======== Dataset content ========
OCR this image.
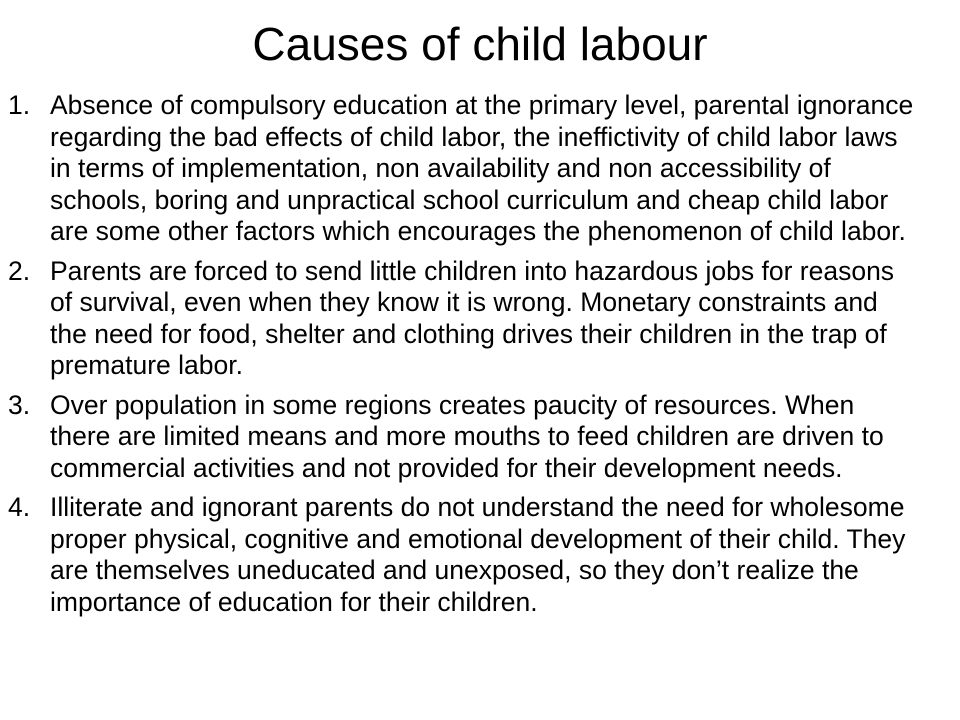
Causes of child labour
1. Absence of compulsory education at the primary level, parental ignorance regarding the bad effects of child labor, the ineffictivity of child labor laws in terms of implementation, non availability and non accessibility of schools, boring and unpractical school curriculum and cheap child labor are some other factors which encourages the phenomenon of child labor.
2. Parents are forced to send little children into hazardous jobs for reasons of survival, even when they know it is wrong. Monetary constraints and the need for food, shelter and clothing drives their children in the trap of premature labor.
3. Over population in some regions creates paucity of resources. When there are limited means and more mouths to feed children are driven to commercial activities and not provided for their development needs.
4. Illiterate and ignorant parents do not understand the need for wholesome proper physical, cognitive and emotional development of their child. They are themselves uneducated and unexposed, so they don’t realize the importance of education for their children.
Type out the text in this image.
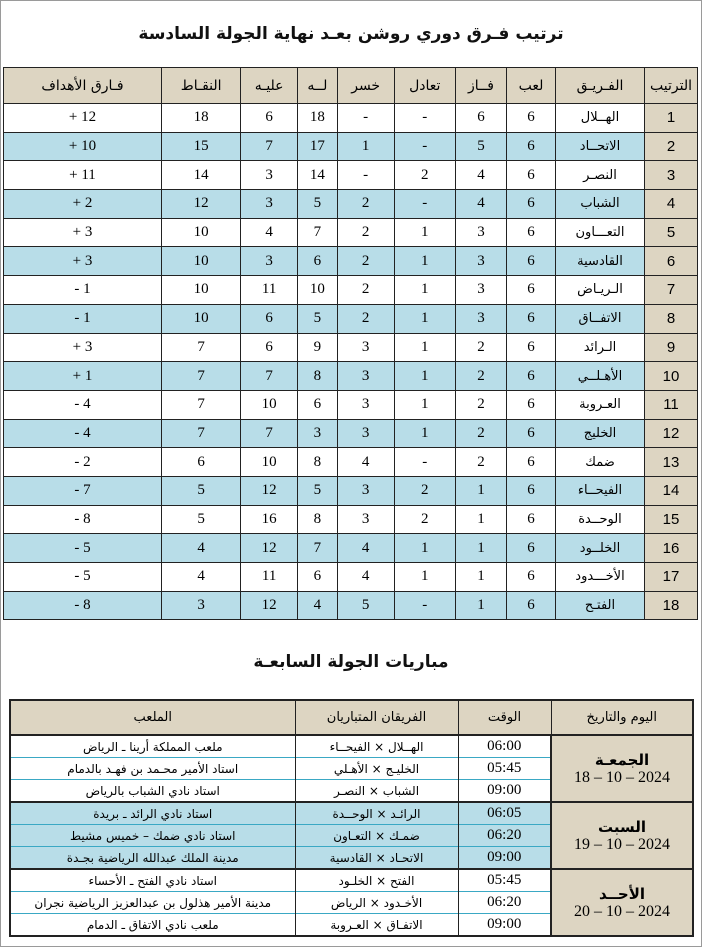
ترتيب فـرق دوري روشن بعـد نهاية الجولة السادسة
الترتيب	الفـريـق	لعب	فــاز	تعادل	خسر	لــه	عليـه	النقـاط	فـارق الأهداف
1	الهــلال	6	6	-	-	18	6	18	12 +
2	الاتحــاد	6	5	-	1	17	7	15	10 +
3	النصـر	6	4	2	-	14	3	14	11 +
4	الشباب	6	4	-	2	5	3	12	2 +
5	التعـــاون	6	3	1	2	7	4	10	3 +
6	القادسية	6	3	1	2	6	3	10	3 +
7	الـريـاض	6	3	1	2	10	11	10	1 -
8	الاتفــاق	6	3	1	2	5	6	10	1 -
9	الـرائد	6	2	1	3	9	6	7	3 +
10	الأهـلــي	6	2	1	3	8	7	7	1 +
11	العـروبة	6	2	1	3	6	10	7	4 -
12	الخليج	6	2	1	3	3	7	7	4 -
13	ضمك	6	2	-	4	8	10	6	2 -
14	الفيحــاء	6	1	2	3	5	12	5	7 -
15	الوحــدة	6	1	2	3	8	16	5	8 -
16	الخلــود	6	1	1	4	7	12	4	5 -
17	الأخـــدود	6	1	1	4	6	11	4	5 -
18	الفتـح	6	1	-	5	4	12	3	8 -
مباريات الجولة السابعـة
اليوم والتاريخ	الوقت	الفريقان المتباريان	الملعب

الجمعـة
18 – 10 – 2024	06:00	الهــلال × الفيحــاء	ملعب المملكة أرينا ـ الرياض
	05:45	الخليـج × الأهـلي	استاد الأمير محـمد بن فهـد بالدمام
	09:00	الشباب × النصـر	استاد نادي الشباب بالرياض

السبت
19 – 10 – 2024	06:05	الرائـد × الوحــدة	استاد نادي الرائد ـ بريدة
	06:20	ضمـك × التعـاون	استاد نادي ضمك – خميس مشيط
	09:00	الاتحـاد × القادسية	مدينة الملك عبدالله الرياضية بجـدة

الأحــد
20 – 10 – 2024	05:45	الفتح × الخلـود	استاد نادي الفتح ـ الأحساء
	06:20	الأخـدود × الرياض	مدينة الأمير هذلول بن عبدالعزيز الرياضية نجران
	09:00	الاتفـاق × العـروبة	ملعب نادي الاتفاق ـ الدمام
========
• _Work to be completed_: Give the data again exactly as written, with all pictures left out.

• _Correct answer_:
OCR this image.
Causes of child labour
1. Absence of compulsory education at the primary level, parental ignorance regarding the bad effects of child labor, the ineffictivity of child labor laws in terms of implementation, non availability and non accessibility of schools, boring and unpractical school curriculum and cheap child labor are some other factors which encourages the phenomenon of child labor.
2. Parents are forced to send little children into hazardous jobs for reasons of survival, even when they know it is wrong. Monetary constraints and the need for food, shelter and clothing drives their children in the trap of premature labor.
3. Over population in some regions creates paucity of resources. When there are limited means and more mouths to feed children are driven to commercial activities and not provided for their development needs.
4. Illiterate and ignorant parents do not understand the need for wholesome proper physical, cognitive and emotional development of their child. They are themselves uneducated and unexposed, so they don’t realize the importance of education for their children.
Type out the text in this image.
ترتيب فـرق دوري روشن بعـد نهاية الجولة السادسة
الترتيب	الفـريـق	لعب	فــاز	تعادل	خسر	لــه	عليـه	النقـاط	فـارق الأهداف
1	الهــلال	6	6	-	-	18	6	18	12 +
2	الاتحــاد	6	5	-	1	17	7	15	10 +
3	النصـر	6	4	2	-	14	3	14	11 +
4	الشباب	6	4	-	2	5	3	12	2 +
5	التعـــاون	6	3	1	2	7	4	10	3 +
6	القادسية	6	3	1	2	6	3	10	3 +
7	الـريـاض	6	3	1	2	10	11	10	1 -
8	الاتفــاق	6	3	1	2	5	6	10	1 -
9	الـرائد	6	2	1	3	9	6	7	3 +
10	الأهـلــي	6	2	1	3	8	7	7	1 +
11	العـروبة	6	2	1	3	6	10	7	4 -
12	الخليج	6	2	1	3	3	7	7	4 -
13	ضمك	6	2	-	4	8	10	6	2 -
14	الفيحــاء	6	1	2	3	5	12	5	7 -
15	الوحــدة	6	1	2	3	8	16	5	8 -
16	الخلــود	6	1	1	4	7	12	4	5 -
17	الأخـــدود	6	1	1	4	6	11	4	5 -
18	الفتـح	6	1	-	5	4	12	3	8 -
مباريات الجولة السابعـة
اليوم والتاريخ	الوقت	الفريقان المتباريان	الملعب

الجمعـة
18 – 10 – 2024	06:00	الهــلال × الفيحــاء	ملعب المملكة أرينا ـ الرياض
	05:45	الخليـج × الأهـلي	استاد الأمير محـمد بن فهـد بالدمام
	09:00	الشباب × النصـر	استاد نادي الشباب بالرياض

السبت
19 – 10 – 2024	06:05	الرائـد × الوحــدة	استاد نادي الرائد ـ بريدة
	06:20	ضمـك × التعـاون	استاد نادي ضمك – خميس مشيط
	09:00	الاتحـاد × القادسية	مدينة الملك عبدالله الرياضية بجـدة

الأحــد
20 – 10 – 2024	05:45	الفتح × الخلـود	استاد نادي الفتح ـ الأحساء
	06:20	الأخـدود × الرياض	مدينة الأمير هذلول بن عبدالعزيز الرياضية نجران
	09:00	الاتفـاق × العـروبة	ملعب نادي الاتفاق ـ الدمام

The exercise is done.